--- Dataset ---

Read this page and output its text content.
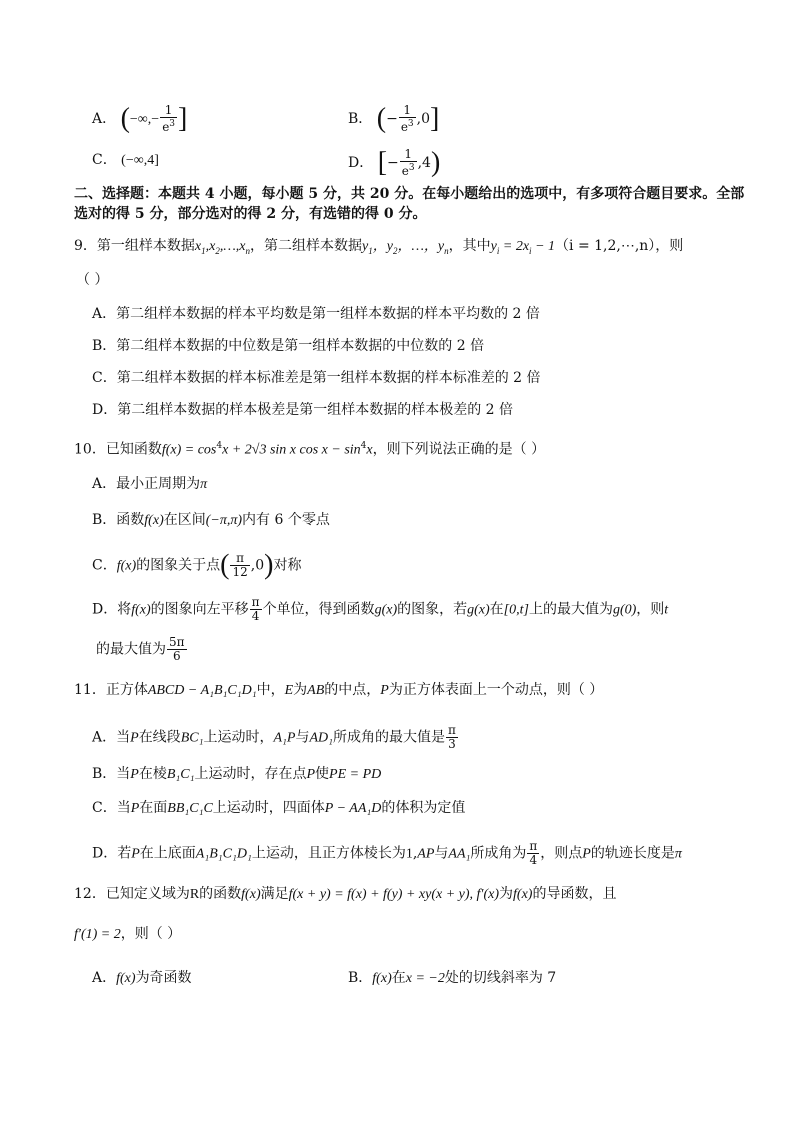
A． (−∞,− $\frac{1}{e^3}$ ]	B． (− $\frac{1}{e^3} ,0$]
C． (−∞,4]	D． [− $\frac{1}{e^3} ,4$)
二、选择题：本题共 4 小题，每小题 5 分，共 20 分。在每小题给出的选项中，有多项符合题目要求。全部
选对的得 5 分，部分选对的得 2 分，有选错的得 0 分。
9．第一组样本数据$x_1,x_2,\dots,x_n$，第二组样本数据$y_1$，$y_2$，…，$y_n$，其中$y_i = 2x_i - 1(i$ = 1,2,⋯,n），则
（ ）
A．第二组样本数据的样本平均数是第一组样本数据的样本平均数的 2 倍
B．第二组样本数据的中位数是第一组样本数据的中位数的 2 倍
C．第二组样本数据的样本标准差是第一组样本数据的样本标准差的 2 倍
D．第二组样本数据的样本极差是第一组样本数据的样本极差的 2 倍
10．已知函数$f(x) = \cos^4x + 2√3$ sin x $\cos x - \sin^4x$，则下列说法正确的是（ ）
A．最小正周期为π
B．函数f(x)在区间(−π,π)内有 6 个零点
C．f(x)的图象关于点( $\frac{\pi}{12} ,0$)对称
D．将f(x)的图象向左平移 $\frac{\pi}{4}$ 个单位，得到函数g(x)的图象，若g(x)在[0,t]上的最大值为g(0)，则t
的最大值为 $\frac{5\pi}{6}$
11．正方体ABCD − A₁B₁C₁D₁中，E为AB的中点，P为正方体表面上一个动点，则（ ）
A．当P在线段BC₁上运动时，A₁P与AD₁所成角的最大值是 $\frac{\pi}{3}$
B．当P在棱B₁C₁上运动时，存在点P使PE = PD
C．当P在面BB₁C₁C上运动时，四面体P − AA₁D的体积为定值
D．若P在上底面A₁B₁C₁D₁上运动，且正方体棱长为1,AP与AA₁所成角为 $\frac{\pi}{4}$ ，则点P的轨迹长度是π
12．已知定义域为R的函数f(x)满足f(x + y) = f(x) + f(y) + xy(x + y), f′(x)为f(x)的导函数，且
f′(1) = 2，则（ ）
A．f(x)为奇函数	B．f(x)在x = −2处的切线斜率为 7
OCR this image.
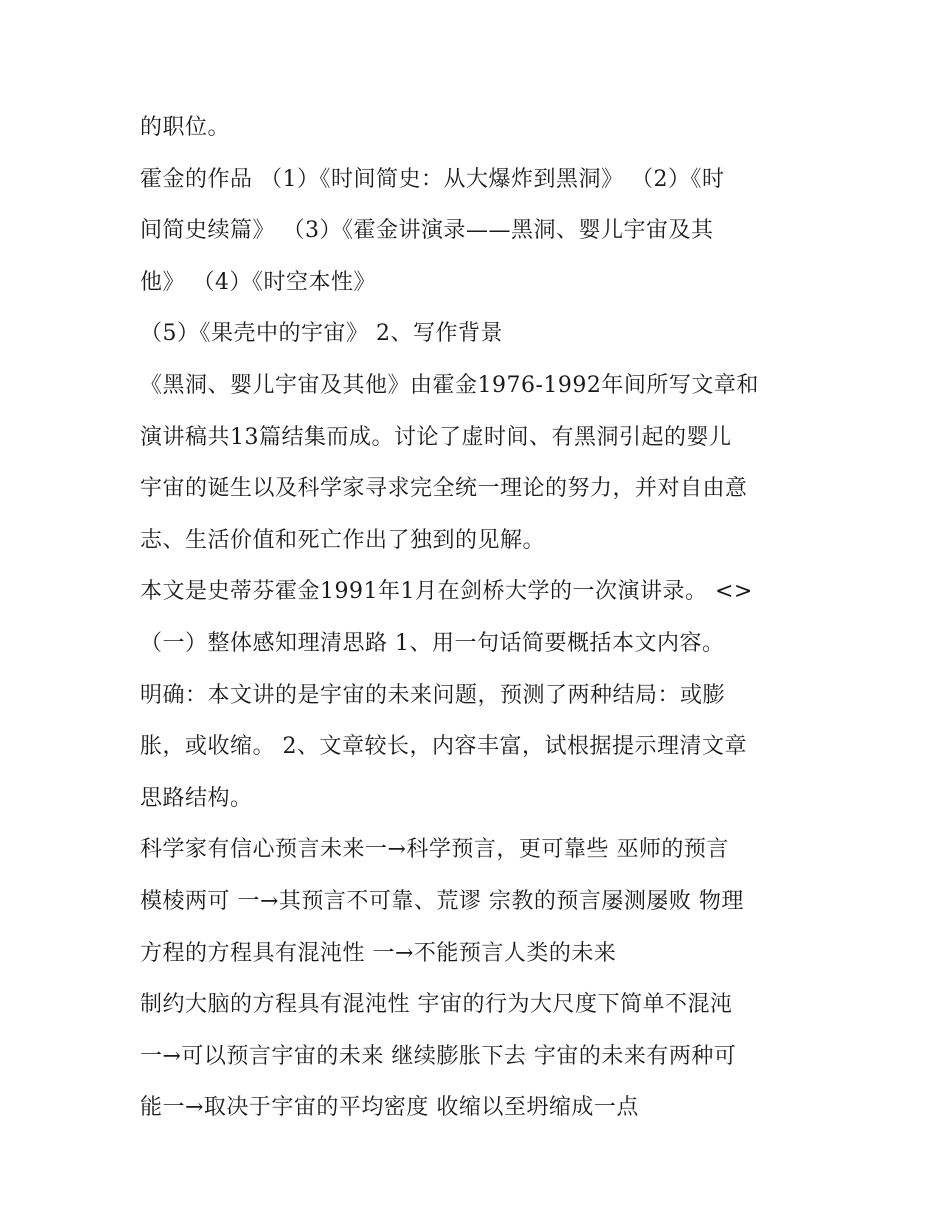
的职位。
霍金的作品 （1）《时间简史：从大爆炸到黑洞》 （2）《时
间简史续篇》 （3）《霍金讲演录——黑洞、婴儿宇宙及其
他》 （4）《时空本性》
（5）《果壳中的宇宙》 2、写作背景
《黑洞、婴儿宇宙及其他》由霍金1976-1992年间所写文章和
演讲稿共13篇结集而成。讨论了虚时间、有黑洞引起的婴儿
宇宙的诞生以及科学家寻求完全统一理论的努力，并对自由意
志、生活价值和死亡作出了独到的见解。
本文是史蒂芬霍金1991年1月在剑桥大学的一次演讲录。 <>
（一）整体感知理清思路 1、用一句话简要概括本文内容。
明确：本文讲的是宇宙的未来问题，预测了两种结局：或膨
胀，或收缩。 2、文章较长，内容丰富，试根据提示理清文章
思路结构。
科学家有信心预言未来一→科学预言，更可靠些 巫师的预言
模棱两可 一→其预言不可靠、荒谬 宗教的预言屡测屡败 物理
方程的方程具有混沌性 一→不能预言人类的未来
制约大脑的方程具有混沌性 宇宙的行为大尺度下简单不混沌
一→可以预言宇宙的未来 继续膨胀下去 宇宙的未来有两种可
能一→取决于宇宙的平均密度 收缩以至坍缩成一点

---

## Problem to solve
Search the records for the word "this". Copy every line that has it.

## Complete response
Read this page and output its text content.
OCR this image.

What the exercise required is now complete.